◆ Exercise requirements
Each line below is to be written out in full, exactly as shown.

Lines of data
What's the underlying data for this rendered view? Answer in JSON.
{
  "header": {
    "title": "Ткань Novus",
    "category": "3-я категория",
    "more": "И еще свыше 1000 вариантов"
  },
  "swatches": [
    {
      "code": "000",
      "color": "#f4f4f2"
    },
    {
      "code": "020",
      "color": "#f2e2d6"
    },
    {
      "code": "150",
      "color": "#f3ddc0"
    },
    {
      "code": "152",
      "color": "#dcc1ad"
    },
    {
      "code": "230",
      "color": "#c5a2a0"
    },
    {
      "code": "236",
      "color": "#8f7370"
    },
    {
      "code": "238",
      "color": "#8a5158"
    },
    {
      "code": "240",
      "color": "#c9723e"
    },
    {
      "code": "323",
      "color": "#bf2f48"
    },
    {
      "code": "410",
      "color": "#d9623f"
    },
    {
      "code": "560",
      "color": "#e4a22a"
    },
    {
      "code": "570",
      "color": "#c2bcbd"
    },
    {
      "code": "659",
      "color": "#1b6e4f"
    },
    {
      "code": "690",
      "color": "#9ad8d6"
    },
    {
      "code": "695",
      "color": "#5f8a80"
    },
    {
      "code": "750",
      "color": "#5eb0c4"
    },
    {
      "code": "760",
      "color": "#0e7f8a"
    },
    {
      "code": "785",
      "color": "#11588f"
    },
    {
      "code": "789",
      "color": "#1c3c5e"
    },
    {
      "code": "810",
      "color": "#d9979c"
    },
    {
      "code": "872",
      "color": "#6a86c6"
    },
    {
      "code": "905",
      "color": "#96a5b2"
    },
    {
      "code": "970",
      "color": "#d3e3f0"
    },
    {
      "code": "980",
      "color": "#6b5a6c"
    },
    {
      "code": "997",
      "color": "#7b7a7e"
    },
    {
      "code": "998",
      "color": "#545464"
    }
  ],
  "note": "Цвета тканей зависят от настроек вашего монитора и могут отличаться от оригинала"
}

◆ Correct answer
What's the underlying data for this rendered view? Answer in JSON.
{
  "header": {
    "title": "Ткань Novus",
    "category": "3-я категория",
    "more": "И еще свыше 1000 вариантов"
  },
  "swatches": [
    {
      "code": "000",
      "color": "#f4f4f2"
    },
    {
      "code": "020",
      "color": "#f2e2d6"
    },
    {
      "code": "150",
      "color": "#f3ddc0"
    },
    {
      "code": "152",
      "color": "#dcc1ad"
    },
    {
      "code": "230",
      "color": "#c5a2a0"
    },
    {
      "code": "236",
      "color": "#8f7370"
    },
    {
      "code": "238",
      "color": "#8a5158"
    },
    {
      "code": "240",
      "color": "#c9723e"
    },
    {
      "code": "323",
      "color": "#bf2f48"
    },
    {
      "code": "410",
      "color": "#d9623f"
    },
    {
      "code": "560",
      "color": "#e4a22a"
    },
    {
      "code": "570",
      "color": "#c2bcbd"
    },
    {
      "code": "659",
      "color": "#1b6e4f"
    },
    {
      "code": "690",
      "color": "#9ad8d6"
    },
    {
      "code": "695",
      "color": "#5f8a80"
    },
    {
      "code": "750",
      "color": "#5eb0c4"
    },
    {
      "code": "760",
      "color": "#0e7f8a"
    },
    {
      "code": "785",
      "color": "#11588f"
    },
    {
      "code": "789",
      "color": "#1c3c5e"
    },
    {
      "code": "810",
      "color": "#d9979c"
    },
    {
      "code": "872",
      "color": "#6a86c6"
    },
    {
      "code": "905",
      "color": "#96a5b2"
    },
    {
      "code": "970",
      "color": "#d3e3f0"
    },
    {
      "code": "980",
      "color": "#6b5a6c"
    },
    {
      "code": "997",
      "color": "#7b7a7e"
    },
    {
      "code": "998",
      "color": "#545464"
    }
  ],
  "note": "Цвета тканей зависят от настроек вашего монитора и могут отличаться от оригинала"
}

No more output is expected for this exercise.